### Objective:
Lines that contain the string "Health" are to be copied; leave out all others.

Begin Given information

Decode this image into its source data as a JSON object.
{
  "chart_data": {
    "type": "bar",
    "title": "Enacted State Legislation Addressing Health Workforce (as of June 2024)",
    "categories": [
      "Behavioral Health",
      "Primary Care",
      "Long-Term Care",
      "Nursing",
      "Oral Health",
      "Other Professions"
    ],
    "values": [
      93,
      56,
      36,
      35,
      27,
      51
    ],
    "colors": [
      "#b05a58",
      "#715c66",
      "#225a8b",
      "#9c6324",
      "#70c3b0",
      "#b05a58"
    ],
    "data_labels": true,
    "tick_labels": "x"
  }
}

End Given information
Begin Given information

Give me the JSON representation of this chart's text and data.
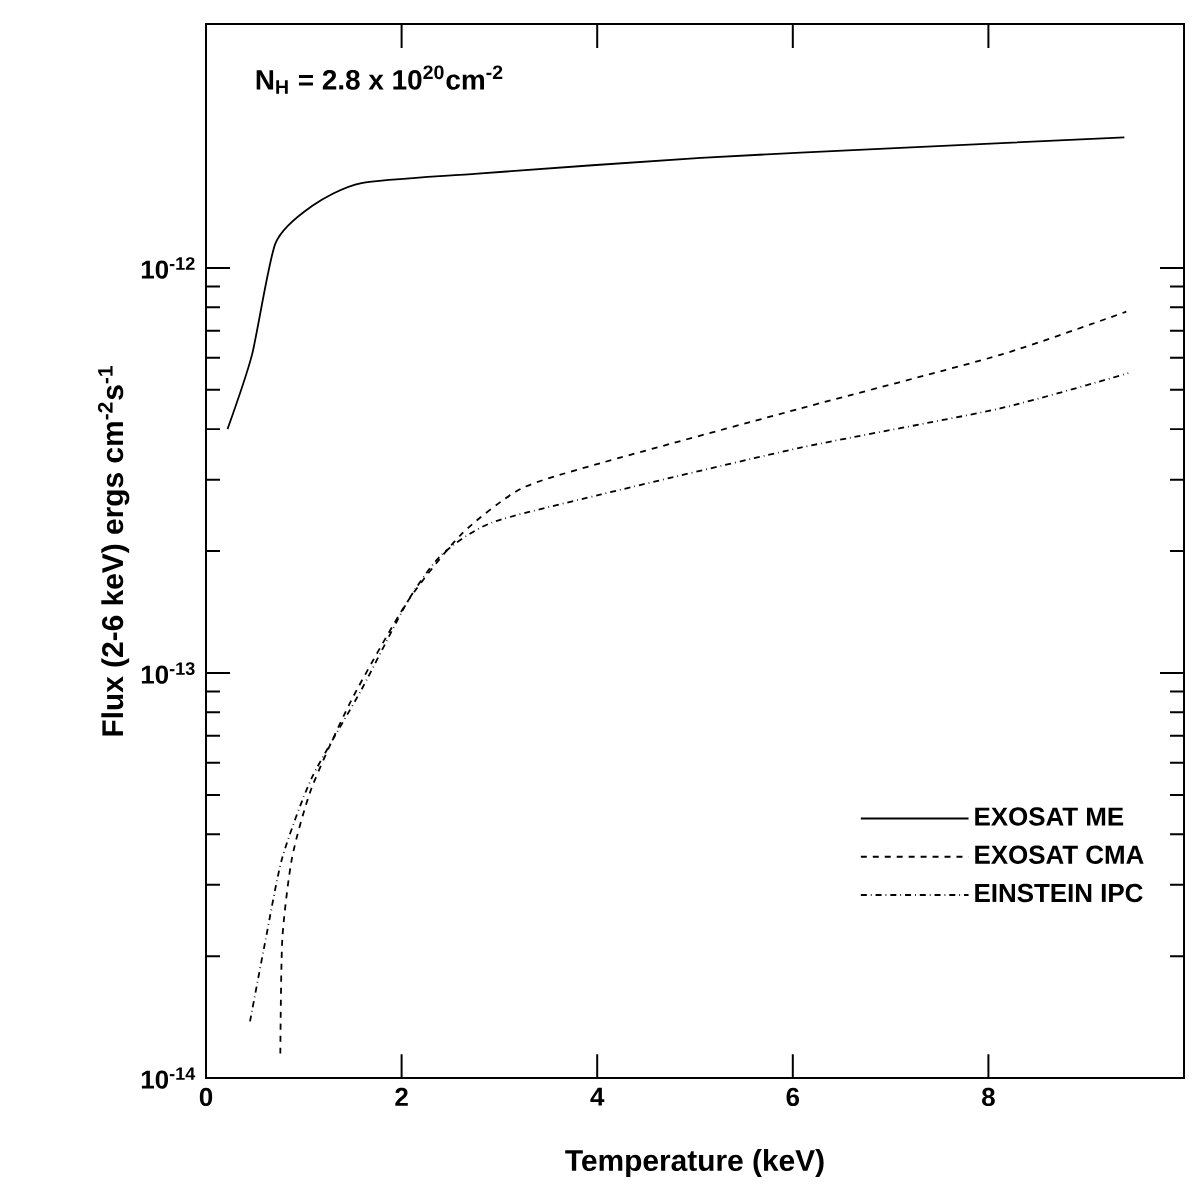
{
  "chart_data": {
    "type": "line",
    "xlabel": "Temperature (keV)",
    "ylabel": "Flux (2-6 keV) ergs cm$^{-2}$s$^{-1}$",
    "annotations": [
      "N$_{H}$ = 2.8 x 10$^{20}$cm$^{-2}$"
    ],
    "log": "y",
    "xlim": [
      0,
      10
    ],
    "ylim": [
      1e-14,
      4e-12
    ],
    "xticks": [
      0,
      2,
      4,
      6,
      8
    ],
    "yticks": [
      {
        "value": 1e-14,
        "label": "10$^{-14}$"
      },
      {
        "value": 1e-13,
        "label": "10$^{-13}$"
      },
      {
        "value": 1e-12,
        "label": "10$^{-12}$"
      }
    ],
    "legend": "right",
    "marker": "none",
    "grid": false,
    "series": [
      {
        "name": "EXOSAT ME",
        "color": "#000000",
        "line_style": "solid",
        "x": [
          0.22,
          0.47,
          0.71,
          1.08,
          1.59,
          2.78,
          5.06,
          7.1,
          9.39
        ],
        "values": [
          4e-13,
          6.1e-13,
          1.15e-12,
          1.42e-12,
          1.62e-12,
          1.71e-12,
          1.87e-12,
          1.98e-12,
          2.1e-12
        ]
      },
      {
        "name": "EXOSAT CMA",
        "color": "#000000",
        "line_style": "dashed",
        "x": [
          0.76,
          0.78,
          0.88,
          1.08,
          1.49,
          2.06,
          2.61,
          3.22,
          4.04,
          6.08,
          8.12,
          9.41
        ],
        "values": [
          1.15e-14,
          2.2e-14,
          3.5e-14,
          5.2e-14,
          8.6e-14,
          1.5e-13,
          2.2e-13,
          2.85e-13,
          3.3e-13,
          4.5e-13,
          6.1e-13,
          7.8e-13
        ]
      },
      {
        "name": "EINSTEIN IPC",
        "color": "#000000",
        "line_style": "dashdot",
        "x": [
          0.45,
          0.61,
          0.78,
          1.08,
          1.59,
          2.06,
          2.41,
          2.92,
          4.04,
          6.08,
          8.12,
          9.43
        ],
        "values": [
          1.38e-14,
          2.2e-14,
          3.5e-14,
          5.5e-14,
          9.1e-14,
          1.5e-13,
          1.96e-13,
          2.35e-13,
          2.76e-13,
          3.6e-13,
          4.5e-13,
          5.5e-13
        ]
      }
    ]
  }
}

End Given information

### Response to the exercise:
    "title": "Enacted State Legislation Addressing Health Workforce (as of June 2024)",
      "Behavioral Health",
      "Oral Health",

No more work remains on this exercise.